▸ **DIRECTIONS FOR THIS TASK**: Write out every line below that includes the word "finançament".

──────── RECORDS SUPPLIED

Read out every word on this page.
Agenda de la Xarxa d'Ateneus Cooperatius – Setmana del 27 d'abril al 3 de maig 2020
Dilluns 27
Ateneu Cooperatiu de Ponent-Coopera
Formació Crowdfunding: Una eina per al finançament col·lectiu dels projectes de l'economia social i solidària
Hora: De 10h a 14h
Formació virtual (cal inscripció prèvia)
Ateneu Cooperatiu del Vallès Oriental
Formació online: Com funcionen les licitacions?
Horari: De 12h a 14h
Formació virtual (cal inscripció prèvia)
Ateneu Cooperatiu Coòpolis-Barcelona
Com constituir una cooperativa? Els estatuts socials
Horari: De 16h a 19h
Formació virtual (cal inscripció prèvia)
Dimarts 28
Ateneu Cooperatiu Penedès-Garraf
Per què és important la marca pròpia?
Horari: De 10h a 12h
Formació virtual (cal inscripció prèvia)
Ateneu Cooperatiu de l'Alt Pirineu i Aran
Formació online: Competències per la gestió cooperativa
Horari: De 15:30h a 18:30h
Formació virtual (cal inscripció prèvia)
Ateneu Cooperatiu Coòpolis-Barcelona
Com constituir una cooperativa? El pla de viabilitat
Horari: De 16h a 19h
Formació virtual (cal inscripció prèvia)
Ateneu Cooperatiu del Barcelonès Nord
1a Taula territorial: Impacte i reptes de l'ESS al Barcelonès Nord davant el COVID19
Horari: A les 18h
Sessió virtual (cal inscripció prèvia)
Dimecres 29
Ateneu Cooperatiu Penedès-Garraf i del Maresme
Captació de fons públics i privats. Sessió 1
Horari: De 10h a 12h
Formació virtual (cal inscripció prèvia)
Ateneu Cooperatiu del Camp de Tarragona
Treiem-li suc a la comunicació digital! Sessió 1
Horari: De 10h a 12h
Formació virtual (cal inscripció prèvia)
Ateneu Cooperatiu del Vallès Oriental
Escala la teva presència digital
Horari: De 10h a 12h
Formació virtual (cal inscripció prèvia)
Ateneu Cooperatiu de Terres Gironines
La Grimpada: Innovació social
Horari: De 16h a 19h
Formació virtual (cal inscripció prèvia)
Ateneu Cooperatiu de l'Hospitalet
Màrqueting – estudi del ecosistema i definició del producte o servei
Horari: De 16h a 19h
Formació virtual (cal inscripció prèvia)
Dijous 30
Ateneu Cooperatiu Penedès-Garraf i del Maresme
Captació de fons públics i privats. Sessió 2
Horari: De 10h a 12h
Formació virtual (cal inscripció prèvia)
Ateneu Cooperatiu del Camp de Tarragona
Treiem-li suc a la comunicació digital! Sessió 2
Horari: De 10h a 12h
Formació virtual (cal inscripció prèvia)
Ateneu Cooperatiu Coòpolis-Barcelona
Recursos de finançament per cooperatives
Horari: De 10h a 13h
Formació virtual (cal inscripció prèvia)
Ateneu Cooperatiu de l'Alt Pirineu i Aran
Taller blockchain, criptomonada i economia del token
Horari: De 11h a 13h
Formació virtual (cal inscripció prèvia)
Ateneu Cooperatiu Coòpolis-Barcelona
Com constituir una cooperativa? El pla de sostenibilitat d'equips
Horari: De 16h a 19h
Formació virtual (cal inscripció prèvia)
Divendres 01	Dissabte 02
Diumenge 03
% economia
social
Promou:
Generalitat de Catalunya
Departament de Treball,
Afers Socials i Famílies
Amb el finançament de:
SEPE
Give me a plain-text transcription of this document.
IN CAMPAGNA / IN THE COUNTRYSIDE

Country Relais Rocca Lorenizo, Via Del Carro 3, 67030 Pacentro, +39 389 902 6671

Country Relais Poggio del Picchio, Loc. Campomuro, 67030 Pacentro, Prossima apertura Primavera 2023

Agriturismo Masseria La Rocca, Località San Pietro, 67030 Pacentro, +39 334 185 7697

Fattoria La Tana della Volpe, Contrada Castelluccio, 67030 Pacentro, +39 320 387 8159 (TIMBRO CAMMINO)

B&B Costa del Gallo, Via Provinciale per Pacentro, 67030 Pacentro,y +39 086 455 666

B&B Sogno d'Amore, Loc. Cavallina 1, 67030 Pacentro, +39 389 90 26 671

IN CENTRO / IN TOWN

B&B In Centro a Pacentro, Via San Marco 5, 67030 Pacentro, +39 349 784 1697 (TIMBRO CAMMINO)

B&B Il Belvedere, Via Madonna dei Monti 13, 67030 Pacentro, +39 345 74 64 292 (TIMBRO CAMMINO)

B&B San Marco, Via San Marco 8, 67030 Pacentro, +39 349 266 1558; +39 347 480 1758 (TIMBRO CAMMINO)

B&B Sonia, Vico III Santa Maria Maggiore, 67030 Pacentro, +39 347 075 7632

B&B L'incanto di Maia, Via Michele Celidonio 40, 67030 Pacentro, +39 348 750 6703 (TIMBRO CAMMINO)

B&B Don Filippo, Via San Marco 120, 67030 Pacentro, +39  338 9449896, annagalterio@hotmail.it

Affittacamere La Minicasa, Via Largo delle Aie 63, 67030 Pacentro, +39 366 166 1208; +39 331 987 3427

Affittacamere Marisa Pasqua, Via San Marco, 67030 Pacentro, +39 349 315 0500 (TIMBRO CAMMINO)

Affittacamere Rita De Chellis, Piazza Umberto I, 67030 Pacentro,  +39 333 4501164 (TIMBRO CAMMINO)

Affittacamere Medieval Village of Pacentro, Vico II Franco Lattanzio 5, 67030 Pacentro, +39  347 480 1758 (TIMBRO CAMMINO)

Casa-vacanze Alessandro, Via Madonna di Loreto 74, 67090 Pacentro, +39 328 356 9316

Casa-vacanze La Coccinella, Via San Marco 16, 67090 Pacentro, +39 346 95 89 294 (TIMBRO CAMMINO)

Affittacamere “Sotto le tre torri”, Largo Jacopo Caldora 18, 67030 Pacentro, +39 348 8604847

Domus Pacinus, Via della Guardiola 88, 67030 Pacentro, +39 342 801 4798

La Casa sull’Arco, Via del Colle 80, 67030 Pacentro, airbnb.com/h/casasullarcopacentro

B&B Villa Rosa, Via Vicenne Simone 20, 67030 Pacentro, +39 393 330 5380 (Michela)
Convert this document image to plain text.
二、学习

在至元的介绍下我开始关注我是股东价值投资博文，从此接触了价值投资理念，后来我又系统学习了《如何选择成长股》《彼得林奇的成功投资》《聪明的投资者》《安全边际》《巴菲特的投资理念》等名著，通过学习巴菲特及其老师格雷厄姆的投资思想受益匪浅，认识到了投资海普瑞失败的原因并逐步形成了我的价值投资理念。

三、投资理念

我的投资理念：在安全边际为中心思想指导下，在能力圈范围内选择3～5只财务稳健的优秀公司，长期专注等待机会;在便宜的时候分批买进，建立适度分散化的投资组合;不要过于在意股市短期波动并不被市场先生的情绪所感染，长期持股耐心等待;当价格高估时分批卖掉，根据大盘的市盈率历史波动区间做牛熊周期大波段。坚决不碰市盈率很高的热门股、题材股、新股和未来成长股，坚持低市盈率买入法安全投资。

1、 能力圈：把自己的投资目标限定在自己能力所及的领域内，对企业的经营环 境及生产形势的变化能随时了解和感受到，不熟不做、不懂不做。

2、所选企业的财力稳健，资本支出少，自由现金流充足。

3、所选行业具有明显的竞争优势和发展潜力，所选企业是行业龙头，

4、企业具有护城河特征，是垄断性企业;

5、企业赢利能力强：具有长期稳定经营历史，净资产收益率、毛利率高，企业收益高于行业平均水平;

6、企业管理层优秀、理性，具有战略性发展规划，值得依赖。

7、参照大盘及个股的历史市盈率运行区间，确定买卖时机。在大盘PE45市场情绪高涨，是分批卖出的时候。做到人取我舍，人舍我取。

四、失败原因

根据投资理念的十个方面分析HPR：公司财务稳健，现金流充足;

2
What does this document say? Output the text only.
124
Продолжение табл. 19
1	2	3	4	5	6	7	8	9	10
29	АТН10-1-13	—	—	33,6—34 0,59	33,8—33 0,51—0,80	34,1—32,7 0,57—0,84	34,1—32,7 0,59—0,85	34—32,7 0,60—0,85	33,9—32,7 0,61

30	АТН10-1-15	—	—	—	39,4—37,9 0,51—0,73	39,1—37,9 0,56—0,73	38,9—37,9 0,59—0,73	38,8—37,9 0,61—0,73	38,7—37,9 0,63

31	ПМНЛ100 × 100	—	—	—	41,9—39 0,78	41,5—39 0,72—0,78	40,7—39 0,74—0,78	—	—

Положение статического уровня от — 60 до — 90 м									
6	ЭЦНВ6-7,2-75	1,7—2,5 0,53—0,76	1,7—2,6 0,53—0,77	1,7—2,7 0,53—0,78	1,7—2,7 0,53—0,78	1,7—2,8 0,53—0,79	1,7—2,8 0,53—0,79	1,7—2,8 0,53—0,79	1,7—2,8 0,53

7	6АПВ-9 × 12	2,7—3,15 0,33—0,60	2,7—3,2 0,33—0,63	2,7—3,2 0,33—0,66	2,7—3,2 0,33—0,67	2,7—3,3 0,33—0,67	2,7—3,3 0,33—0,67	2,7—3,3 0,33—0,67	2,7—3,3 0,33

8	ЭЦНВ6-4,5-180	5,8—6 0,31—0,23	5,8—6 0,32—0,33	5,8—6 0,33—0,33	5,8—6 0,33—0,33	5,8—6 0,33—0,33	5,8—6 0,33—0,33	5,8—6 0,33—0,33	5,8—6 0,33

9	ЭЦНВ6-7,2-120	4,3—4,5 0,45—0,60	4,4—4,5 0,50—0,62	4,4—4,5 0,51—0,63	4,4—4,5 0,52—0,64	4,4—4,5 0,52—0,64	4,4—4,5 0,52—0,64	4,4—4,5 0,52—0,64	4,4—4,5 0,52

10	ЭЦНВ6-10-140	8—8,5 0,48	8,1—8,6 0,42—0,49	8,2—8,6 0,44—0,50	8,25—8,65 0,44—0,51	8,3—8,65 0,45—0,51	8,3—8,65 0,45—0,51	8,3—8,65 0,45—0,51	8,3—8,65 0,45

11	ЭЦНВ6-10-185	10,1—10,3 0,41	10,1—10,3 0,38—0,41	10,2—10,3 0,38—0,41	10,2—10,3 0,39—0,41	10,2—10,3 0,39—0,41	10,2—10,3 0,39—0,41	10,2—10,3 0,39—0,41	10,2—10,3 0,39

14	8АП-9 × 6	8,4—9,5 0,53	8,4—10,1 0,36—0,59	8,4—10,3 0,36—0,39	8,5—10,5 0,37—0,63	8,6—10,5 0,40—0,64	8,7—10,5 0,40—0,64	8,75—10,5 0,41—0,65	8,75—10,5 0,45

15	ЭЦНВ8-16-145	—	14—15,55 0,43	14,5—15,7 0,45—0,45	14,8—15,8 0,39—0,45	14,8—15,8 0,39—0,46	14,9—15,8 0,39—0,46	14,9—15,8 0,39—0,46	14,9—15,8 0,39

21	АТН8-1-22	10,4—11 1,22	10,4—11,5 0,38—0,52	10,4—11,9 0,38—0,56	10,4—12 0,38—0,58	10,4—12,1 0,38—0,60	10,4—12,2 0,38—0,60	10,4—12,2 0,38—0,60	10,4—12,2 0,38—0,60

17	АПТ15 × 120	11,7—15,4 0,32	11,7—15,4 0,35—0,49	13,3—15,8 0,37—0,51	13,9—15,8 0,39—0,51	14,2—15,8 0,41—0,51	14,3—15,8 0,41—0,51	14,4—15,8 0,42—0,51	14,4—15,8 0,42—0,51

────────────────

▸ **THE COMPLETED TASK**:
Formació Crowdfunding: Una eina per al finançament col·lectiu dels projectes de l'economia social i solidària
Recursos de finançament per cooperatives
Amb el finançament de:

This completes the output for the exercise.